» EXERCISE REQUIREMENTS:
Extract each line where the string "ylabel" shows up.

[start of DATA FOR THIS EXERCISE]

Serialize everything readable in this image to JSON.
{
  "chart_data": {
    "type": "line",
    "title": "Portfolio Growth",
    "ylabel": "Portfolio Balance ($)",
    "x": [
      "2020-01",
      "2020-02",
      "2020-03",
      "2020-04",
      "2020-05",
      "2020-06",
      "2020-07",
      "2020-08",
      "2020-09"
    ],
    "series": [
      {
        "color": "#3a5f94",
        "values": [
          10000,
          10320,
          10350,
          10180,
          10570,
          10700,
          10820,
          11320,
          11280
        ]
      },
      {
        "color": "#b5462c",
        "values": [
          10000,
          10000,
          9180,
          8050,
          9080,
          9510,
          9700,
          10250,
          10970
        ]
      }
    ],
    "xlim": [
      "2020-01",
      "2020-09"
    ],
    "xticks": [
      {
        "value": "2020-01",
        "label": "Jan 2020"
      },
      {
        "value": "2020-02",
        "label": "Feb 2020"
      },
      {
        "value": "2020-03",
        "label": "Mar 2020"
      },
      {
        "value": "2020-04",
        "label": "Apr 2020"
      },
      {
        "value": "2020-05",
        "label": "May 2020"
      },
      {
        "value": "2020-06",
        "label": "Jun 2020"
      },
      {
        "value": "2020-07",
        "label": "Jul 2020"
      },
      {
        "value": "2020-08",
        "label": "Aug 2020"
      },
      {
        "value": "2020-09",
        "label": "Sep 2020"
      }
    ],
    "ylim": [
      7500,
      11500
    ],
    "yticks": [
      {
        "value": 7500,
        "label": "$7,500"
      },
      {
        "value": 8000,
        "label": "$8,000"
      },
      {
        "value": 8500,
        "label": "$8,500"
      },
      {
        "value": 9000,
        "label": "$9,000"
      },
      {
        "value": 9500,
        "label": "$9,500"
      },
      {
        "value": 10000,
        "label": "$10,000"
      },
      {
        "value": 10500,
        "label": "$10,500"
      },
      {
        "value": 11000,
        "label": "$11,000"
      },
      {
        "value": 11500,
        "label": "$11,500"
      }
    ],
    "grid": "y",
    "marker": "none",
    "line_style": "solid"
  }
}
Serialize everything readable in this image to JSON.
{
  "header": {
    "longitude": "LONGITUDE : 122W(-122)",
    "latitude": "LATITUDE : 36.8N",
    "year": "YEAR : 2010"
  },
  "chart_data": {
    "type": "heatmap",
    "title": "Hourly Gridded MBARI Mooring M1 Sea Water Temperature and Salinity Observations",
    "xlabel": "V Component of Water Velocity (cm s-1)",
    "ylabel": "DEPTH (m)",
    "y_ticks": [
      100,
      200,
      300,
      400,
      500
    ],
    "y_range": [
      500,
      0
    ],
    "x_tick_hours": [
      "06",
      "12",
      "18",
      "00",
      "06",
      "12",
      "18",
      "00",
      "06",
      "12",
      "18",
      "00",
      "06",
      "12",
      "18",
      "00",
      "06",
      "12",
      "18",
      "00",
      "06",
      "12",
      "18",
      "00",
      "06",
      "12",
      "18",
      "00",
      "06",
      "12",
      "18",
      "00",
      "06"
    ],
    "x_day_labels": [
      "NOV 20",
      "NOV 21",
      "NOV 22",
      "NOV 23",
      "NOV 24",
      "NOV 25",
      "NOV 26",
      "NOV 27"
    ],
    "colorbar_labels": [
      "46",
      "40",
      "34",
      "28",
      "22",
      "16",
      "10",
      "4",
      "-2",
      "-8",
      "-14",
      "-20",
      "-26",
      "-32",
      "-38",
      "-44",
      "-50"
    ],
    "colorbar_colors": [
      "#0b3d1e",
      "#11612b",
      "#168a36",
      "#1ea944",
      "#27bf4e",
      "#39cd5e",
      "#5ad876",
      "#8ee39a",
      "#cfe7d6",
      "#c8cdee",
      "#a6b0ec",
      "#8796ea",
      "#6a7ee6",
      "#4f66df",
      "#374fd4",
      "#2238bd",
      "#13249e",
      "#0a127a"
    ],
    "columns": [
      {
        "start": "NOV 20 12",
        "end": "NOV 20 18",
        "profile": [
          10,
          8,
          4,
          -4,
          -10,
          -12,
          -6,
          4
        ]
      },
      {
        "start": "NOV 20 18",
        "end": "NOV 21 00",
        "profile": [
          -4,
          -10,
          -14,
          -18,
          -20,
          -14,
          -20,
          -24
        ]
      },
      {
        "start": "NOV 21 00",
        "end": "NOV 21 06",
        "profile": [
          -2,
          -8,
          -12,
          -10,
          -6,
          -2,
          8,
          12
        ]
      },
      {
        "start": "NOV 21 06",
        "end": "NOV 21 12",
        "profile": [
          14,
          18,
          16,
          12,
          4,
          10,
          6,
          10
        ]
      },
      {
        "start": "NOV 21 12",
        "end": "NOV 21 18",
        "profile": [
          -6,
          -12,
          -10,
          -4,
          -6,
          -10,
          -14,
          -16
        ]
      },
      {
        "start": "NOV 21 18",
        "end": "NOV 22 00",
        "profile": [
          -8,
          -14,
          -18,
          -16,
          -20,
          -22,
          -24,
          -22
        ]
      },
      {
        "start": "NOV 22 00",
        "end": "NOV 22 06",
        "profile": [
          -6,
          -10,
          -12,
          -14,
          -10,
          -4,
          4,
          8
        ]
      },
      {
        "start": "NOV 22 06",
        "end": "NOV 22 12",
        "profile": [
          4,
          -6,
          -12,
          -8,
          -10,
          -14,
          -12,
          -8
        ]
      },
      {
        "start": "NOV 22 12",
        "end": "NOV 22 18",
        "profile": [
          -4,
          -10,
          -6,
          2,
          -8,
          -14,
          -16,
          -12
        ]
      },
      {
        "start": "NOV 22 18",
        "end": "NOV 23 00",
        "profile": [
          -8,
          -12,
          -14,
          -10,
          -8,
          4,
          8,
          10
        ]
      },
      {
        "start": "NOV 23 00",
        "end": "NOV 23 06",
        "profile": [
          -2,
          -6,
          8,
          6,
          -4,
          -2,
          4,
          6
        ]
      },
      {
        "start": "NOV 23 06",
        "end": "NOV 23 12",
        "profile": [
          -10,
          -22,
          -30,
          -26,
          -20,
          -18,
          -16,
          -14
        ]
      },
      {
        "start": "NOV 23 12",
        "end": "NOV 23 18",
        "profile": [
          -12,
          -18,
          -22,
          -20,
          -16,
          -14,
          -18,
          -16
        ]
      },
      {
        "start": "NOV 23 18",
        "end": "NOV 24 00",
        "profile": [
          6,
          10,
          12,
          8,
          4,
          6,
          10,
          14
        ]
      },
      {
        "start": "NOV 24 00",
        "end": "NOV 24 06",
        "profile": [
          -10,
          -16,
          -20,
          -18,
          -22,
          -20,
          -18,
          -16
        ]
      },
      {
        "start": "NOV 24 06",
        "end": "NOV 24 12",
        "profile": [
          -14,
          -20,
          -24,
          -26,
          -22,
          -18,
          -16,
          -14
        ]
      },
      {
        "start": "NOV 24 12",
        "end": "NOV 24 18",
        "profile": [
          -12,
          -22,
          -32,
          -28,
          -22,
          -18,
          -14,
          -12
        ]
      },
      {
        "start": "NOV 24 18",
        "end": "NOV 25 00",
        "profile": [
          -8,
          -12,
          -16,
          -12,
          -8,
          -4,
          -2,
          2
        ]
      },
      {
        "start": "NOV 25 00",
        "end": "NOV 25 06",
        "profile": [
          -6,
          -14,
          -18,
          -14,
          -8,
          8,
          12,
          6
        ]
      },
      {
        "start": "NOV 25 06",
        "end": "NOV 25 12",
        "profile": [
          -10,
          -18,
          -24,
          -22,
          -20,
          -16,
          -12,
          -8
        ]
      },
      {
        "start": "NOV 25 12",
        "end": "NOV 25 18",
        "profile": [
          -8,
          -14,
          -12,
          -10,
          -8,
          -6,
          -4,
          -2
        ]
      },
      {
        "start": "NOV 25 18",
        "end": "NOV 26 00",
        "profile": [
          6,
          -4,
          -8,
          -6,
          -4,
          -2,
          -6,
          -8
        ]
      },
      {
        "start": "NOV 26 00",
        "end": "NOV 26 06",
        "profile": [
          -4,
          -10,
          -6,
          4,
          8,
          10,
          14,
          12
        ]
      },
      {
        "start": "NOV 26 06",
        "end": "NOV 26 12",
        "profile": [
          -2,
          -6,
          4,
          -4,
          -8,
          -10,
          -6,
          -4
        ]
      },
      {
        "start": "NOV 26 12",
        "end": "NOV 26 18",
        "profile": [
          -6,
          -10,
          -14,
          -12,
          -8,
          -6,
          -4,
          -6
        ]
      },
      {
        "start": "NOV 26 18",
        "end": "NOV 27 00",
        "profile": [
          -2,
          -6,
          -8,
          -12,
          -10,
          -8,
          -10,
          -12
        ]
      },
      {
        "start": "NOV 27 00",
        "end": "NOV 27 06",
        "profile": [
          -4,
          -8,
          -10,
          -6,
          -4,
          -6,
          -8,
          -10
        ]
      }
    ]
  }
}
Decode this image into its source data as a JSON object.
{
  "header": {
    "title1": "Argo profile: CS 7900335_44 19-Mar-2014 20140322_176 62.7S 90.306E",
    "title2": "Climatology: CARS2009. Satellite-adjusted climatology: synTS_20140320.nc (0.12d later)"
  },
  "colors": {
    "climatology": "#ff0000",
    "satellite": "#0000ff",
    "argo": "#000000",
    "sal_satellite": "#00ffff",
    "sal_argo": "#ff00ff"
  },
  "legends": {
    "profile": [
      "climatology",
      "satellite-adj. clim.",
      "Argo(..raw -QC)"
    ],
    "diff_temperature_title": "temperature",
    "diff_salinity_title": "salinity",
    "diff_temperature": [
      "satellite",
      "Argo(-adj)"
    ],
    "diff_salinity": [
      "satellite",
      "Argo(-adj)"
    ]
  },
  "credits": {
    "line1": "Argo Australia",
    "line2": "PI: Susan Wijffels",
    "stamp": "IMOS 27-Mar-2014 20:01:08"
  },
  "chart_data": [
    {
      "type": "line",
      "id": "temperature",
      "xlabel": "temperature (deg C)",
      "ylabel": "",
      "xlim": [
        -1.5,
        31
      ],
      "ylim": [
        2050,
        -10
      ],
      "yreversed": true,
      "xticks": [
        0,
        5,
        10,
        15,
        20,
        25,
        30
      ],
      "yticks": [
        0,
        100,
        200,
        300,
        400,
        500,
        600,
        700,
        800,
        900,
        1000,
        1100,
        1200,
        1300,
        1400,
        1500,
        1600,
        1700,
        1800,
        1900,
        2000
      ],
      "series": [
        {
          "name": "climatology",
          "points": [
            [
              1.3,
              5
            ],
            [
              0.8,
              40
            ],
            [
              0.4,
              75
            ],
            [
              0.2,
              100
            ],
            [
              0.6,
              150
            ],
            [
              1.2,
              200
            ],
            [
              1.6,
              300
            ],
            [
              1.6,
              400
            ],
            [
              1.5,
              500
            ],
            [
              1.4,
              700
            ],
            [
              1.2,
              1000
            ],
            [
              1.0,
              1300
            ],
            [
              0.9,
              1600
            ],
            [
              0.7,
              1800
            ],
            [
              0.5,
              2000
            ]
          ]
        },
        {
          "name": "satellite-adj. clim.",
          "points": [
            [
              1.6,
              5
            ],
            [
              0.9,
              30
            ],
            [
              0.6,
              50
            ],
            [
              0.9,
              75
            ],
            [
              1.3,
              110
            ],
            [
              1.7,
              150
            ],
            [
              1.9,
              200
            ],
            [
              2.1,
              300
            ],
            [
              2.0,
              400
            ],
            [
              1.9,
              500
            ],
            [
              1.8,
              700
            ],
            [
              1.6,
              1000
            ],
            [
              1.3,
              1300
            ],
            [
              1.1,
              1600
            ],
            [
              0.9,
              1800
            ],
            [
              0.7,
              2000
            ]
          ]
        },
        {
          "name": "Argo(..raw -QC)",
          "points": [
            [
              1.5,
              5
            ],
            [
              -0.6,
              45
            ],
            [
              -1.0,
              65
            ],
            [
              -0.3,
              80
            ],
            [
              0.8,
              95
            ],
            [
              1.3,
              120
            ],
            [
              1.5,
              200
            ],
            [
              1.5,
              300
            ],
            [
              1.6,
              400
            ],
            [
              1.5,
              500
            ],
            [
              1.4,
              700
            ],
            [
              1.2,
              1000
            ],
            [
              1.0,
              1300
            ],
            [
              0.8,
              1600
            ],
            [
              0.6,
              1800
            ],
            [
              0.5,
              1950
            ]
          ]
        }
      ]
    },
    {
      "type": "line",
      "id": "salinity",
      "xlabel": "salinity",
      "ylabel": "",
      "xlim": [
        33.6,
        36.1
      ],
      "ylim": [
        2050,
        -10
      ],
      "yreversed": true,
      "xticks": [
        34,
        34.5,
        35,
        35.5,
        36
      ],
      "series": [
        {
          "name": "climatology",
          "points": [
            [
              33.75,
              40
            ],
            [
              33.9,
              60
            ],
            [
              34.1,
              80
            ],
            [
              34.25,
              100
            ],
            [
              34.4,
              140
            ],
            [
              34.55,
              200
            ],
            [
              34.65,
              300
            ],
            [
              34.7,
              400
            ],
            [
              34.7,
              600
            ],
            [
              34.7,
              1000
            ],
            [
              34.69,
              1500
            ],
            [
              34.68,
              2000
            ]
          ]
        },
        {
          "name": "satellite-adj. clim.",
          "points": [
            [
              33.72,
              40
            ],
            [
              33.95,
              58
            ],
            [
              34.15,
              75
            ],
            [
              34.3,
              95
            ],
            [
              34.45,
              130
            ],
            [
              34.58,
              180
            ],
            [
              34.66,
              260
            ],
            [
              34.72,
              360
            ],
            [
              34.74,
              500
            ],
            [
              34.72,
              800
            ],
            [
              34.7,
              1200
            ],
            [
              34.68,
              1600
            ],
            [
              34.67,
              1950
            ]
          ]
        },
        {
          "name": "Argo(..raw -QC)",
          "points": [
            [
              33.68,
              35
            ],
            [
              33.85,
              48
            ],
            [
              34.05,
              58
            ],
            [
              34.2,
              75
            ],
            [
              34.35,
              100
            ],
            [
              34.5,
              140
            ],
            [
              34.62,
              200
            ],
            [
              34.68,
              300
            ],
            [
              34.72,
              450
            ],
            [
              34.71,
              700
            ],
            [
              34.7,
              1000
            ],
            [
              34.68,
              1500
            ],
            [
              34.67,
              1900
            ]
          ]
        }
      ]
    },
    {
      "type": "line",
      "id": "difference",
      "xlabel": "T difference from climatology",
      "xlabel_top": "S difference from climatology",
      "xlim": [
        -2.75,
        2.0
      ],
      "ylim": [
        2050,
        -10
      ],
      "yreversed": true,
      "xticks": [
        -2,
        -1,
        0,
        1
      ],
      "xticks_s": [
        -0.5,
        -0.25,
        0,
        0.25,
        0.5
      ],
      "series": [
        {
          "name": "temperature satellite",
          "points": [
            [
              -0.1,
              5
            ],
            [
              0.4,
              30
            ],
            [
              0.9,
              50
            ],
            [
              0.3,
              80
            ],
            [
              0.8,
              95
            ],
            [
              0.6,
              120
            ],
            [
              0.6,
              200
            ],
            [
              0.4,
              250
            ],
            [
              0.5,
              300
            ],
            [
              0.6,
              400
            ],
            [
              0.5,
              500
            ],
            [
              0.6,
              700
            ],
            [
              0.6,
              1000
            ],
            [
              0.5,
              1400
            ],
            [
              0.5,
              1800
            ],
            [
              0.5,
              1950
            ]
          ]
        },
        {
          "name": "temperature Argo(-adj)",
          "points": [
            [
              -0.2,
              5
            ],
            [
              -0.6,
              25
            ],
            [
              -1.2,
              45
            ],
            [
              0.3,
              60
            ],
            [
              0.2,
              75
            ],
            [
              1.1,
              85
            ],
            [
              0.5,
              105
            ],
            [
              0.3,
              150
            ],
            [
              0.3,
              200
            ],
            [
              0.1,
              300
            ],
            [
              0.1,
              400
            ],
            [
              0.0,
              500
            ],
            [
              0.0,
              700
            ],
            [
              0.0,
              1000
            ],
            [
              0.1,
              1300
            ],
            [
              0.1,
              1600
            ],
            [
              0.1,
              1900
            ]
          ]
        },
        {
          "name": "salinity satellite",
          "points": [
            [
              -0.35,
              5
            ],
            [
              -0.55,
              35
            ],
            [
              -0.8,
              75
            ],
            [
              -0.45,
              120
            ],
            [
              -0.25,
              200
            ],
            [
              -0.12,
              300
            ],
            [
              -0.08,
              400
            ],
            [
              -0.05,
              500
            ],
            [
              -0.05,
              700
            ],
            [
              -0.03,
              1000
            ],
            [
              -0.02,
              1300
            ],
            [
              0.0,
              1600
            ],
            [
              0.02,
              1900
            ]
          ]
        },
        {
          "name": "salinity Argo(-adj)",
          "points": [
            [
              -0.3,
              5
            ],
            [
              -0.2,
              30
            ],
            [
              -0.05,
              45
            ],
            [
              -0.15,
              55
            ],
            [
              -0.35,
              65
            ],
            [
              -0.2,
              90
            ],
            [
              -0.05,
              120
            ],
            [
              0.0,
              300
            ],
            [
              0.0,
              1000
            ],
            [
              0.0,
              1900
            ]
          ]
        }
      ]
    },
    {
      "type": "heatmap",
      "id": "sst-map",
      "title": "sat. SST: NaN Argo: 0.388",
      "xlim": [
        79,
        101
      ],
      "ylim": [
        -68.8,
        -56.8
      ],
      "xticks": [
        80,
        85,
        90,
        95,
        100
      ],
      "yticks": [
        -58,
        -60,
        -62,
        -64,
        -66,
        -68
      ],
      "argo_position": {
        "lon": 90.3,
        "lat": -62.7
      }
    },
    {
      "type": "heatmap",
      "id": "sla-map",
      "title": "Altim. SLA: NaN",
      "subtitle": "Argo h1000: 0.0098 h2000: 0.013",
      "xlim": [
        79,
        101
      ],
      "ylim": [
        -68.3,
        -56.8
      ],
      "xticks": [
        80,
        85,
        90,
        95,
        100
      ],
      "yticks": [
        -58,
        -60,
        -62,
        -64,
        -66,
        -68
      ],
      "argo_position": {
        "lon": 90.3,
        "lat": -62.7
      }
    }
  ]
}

[end of DATA FOR THIS EXERCISE]

» ANSWER FOR THIS EXERCISE:
    "ylabel": "Portfolio Balance ($)",
    "ylabel": "DEPTH (m)",
      "ylabel": "",
      "ylabel": "",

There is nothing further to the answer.